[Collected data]
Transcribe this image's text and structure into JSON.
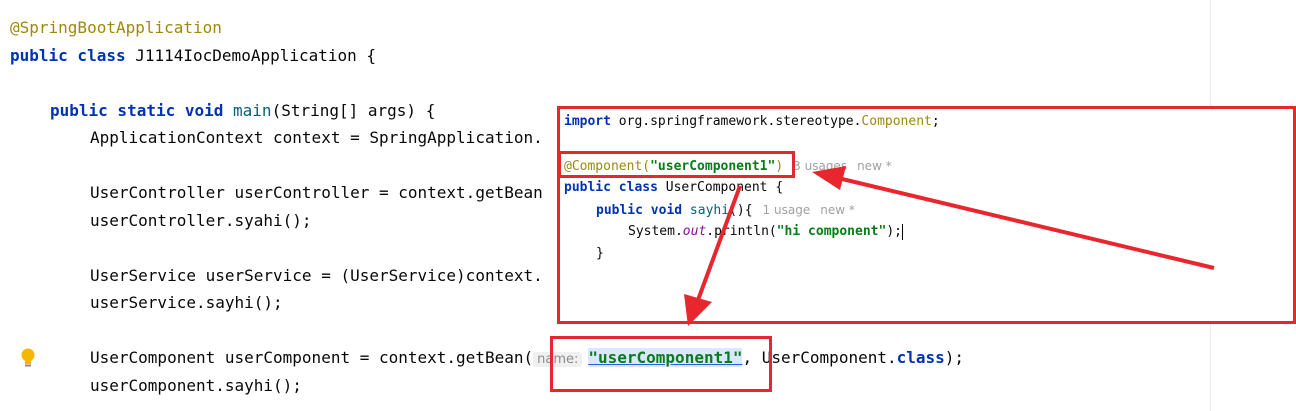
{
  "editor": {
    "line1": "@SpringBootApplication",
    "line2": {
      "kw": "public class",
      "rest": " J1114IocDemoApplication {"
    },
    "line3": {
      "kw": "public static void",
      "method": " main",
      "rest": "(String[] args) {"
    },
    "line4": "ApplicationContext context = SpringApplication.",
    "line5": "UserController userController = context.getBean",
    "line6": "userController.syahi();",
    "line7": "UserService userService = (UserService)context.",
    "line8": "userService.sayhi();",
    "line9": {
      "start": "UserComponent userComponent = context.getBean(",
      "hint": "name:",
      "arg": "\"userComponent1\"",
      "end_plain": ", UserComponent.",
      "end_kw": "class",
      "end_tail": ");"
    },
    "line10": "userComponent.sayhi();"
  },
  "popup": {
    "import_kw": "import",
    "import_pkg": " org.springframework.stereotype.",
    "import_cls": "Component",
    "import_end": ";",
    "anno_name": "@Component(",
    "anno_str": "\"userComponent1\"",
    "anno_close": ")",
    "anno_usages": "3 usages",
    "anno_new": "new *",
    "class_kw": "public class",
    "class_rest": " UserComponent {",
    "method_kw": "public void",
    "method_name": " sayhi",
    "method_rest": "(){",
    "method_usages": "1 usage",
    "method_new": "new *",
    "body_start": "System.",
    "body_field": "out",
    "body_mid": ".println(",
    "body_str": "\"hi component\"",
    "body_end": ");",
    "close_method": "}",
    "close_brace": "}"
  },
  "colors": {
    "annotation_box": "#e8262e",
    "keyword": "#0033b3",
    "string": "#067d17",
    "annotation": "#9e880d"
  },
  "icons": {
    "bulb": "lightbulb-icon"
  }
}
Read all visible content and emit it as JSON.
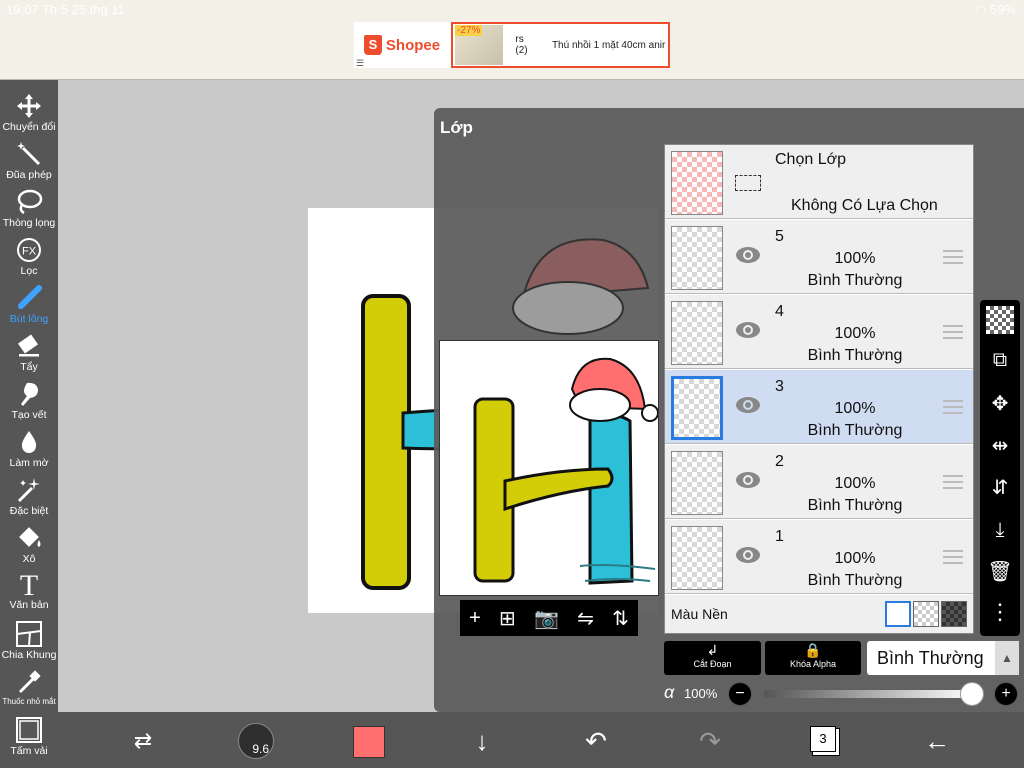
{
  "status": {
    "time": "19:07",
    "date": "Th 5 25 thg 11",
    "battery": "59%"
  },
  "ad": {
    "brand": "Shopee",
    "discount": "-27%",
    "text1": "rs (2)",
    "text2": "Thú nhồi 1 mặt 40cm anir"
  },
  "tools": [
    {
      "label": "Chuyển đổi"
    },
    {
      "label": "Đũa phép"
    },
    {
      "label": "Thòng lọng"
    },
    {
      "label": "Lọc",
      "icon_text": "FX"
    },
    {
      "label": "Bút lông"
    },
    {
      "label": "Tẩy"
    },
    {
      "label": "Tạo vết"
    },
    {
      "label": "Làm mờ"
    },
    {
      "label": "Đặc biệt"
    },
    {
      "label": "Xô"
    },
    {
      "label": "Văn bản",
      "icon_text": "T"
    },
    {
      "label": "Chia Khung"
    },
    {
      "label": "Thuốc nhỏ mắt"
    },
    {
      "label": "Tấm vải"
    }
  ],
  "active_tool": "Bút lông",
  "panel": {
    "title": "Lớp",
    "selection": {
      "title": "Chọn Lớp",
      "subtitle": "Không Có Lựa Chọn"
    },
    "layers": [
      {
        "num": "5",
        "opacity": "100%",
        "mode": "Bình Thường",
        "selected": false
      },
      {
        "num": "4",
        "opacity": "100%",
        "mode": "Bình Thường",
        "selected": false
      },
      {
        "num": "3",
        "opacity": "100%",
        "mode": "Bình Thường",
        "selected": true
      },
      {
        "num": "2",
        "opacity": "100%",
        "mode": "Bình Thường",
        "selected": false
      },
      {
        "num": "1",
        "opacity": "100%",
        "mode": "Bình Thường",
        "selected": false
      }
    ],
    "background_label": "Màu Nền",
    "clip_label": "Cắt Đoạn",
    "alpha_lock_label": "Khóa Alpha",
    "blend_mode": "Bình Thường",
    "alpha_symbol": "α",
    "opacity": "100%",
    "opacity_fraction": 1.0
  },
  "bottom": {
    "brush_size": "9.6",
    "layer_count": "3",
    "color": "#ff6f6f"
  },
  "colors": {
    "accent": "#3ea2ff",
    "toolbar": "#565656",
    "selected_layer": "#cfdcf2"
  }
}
--
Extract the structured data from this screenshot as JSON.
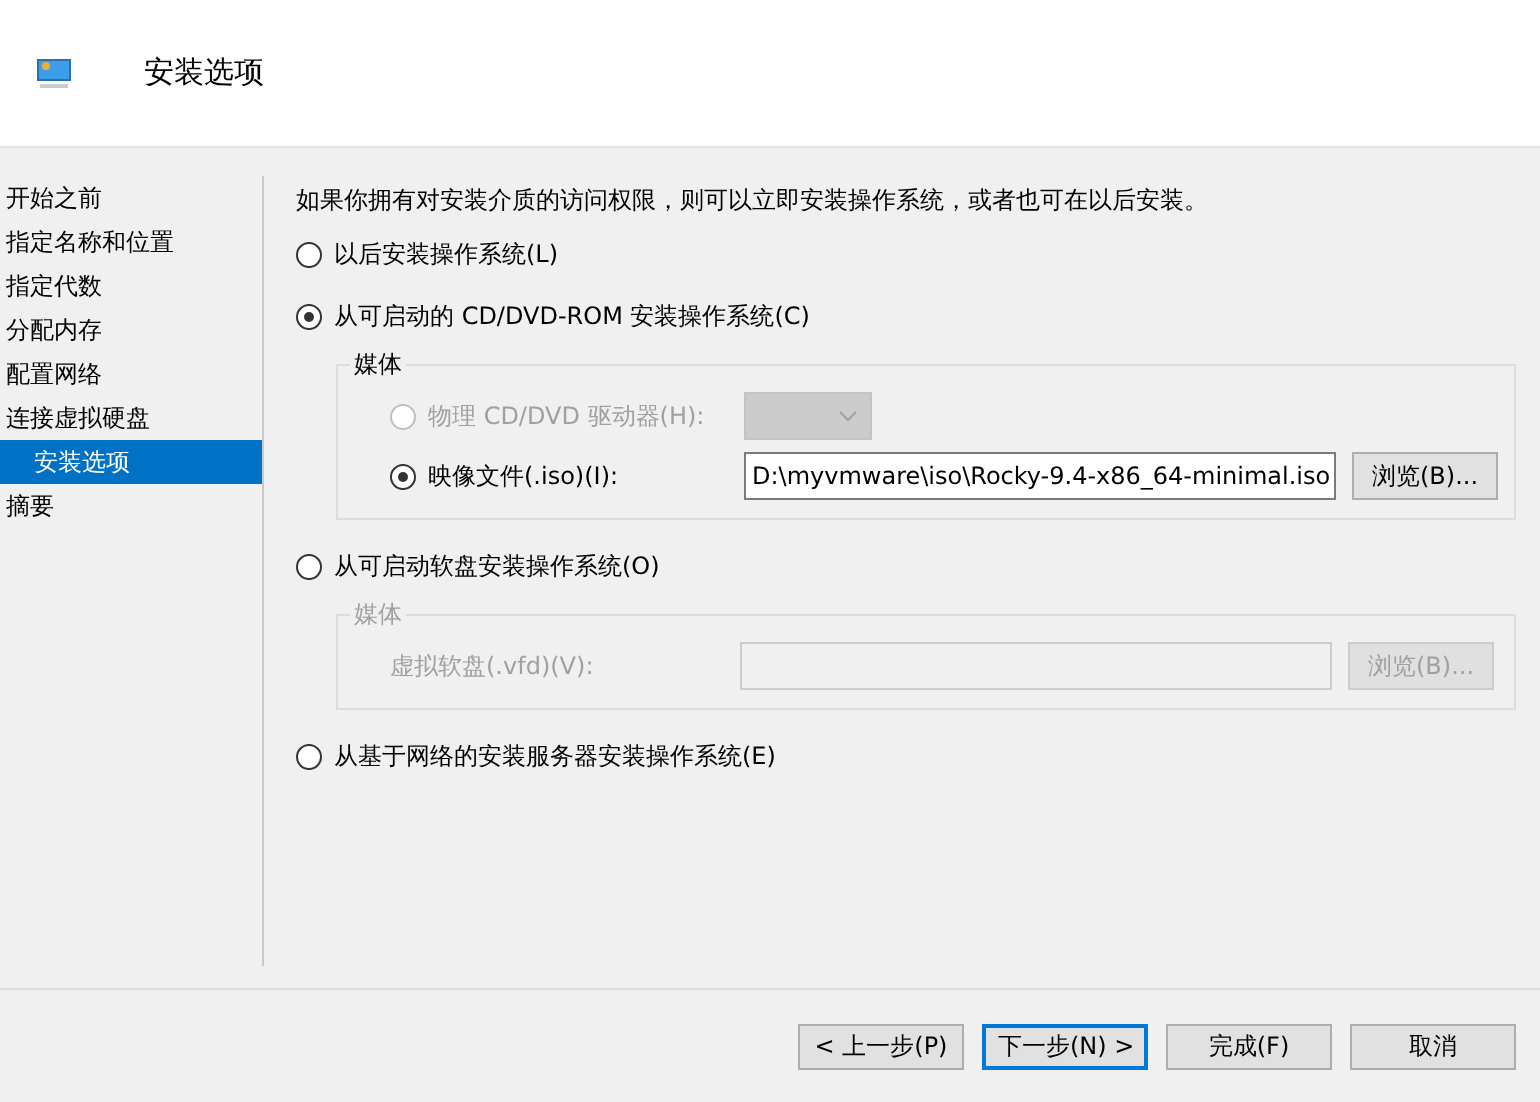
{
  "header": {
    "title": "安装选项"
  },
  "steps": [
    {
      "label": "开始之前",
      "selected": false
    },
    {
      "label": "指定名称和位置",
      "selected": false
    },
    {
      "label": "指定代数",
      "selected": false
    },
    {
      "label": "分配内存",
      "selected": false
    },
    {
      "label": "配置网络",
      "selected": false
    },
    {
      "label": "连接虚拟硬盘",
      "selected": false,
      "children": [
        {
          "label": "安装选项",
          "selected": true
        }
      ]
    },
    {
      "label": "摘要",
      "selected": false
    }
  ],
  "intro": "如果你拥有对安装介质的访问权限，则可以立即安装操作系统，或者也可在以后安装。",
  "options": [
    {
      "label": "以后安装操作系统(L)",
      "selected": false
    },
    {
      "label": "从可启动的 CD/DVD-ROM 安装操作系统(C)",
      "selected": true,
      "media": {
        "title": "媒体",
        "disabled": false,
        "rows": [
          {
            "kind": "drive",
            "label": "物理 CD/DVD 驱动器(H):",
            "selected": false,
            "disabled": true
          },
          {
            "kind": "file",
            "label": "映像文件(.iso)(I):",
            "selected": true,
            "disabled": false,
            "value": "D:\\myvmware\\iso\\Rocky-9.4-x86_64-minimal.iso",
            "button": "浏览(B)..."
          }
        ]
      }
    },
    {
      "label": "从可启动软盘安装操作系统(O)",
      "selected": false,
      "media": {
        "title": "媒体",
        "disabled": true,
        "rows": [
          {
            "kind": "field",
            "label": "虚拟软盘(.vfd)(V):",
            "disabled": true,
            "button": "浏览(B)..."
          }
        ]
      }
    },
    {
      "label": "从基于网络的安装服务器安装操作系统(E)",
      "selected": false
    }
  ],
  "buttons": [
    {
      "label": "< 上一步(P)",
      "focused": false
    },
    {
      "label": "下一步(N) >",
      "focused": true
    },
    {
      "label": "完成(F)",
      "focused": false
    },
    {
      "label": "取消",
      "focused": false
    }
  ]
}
...
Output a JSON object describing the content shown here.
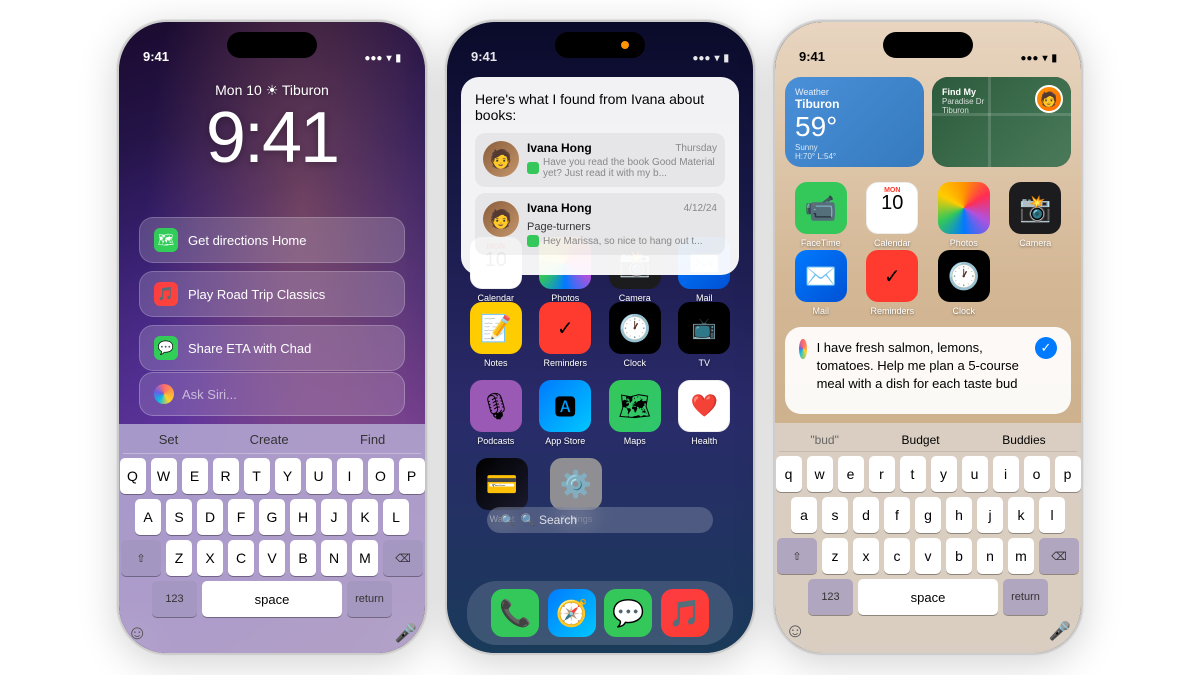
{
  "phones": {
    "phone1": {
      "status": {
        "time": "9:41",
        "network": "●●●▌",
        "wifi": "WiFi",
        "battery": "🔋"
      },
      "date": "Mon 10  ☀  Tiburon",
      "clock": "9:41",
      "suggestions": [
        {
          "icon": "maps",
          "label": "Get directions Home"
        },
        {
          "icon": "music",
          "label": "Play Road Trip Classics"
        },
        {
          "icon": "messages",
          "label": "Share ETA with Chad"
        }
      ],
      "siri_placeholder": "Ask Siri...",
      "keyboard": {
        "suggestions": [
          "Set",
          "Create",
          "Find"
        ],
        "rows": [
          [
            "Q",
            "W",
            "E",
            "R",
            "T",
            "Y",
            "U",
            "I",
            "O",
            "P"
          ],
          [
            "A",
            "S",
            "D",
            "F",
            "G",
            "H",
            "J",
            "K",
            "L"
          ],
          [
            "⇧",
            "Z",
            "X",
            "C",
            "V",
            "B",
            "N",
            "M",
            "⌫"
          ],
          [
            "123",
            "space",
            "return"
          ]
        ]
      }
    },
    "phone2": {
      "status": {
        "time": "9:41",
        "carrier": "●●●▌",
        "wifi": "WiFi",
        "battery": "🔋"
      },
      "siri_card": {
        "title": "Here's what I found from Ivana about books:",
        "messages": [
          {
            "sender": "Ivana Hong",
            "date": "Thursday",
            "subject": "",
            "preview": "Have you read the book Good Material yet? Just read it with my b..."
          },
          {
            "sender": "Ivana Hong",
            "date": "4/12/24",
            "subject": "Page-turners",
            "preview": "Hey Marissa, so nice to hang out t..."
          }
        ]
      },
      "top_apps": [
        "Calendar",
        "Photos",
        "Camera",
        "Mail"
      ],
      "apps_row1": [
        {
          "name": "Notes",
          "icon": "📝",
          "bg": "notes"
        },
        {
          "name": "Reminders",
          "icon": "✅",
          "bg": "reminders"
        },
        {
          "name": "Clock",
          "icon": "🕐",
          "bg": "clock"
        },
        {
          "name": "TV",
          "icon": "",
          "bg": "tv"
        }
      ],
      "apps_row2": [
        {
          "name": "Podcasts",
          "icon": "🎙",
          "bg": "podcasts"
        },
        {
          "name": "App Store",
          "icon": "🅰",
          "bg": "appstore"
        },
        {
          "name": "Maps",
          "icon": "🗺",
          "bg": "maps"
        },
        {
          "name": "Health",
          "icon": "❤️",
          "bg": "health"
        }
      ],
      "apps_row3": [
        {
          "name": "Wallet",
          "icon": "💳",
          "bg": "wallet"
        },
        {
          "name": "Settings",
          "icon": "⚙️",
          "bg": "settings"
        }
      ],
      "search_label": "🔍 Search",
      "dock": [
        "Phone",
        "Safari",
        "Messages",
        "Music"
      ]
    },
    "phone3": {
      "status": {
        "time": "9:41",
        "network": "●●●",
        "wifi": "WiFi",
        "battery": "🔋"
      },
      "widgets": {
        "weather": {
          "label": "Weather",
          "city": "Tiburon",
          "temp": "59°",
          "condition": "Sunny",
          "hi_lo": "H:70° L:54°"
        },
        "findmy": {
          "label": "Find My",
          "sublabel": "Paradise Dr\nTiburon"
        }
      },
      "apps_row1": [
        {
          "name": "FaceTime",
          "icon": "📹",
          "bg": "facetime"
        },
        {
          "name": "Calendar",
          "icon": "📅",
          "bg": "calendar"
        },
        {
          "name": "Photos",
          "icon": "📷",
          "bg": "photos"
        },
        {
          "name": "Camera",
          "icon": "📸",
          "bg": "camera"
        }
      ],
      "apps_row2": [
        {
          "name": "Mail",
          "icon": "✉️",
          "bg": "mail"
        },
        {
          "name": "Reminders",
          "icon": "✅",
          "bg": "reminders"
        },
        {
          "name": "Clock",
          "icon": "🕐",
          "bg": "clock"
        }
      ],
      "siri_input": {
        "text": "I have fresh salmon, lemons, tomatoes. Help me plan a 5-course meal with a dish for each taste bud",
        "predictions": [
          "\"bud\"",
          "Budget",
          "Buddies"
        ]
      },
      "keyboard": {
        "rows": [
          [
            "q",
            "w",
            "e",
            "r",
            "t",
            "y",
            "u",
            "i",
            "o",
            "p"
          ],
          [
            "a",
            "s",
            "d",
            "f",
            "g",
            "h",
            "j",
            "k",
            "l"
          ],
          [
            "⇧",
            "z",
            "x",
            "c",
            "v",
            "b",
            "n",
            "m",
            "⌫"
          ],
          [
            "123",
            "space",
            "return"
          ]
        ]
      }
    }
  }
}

STATED PROBLEM: Set out every line from the material that contains the string "userService".

FINISHED ANSWER:
    "line7": "UserService userService = (UserService)context.",
    "line8": "userService.sayhi();",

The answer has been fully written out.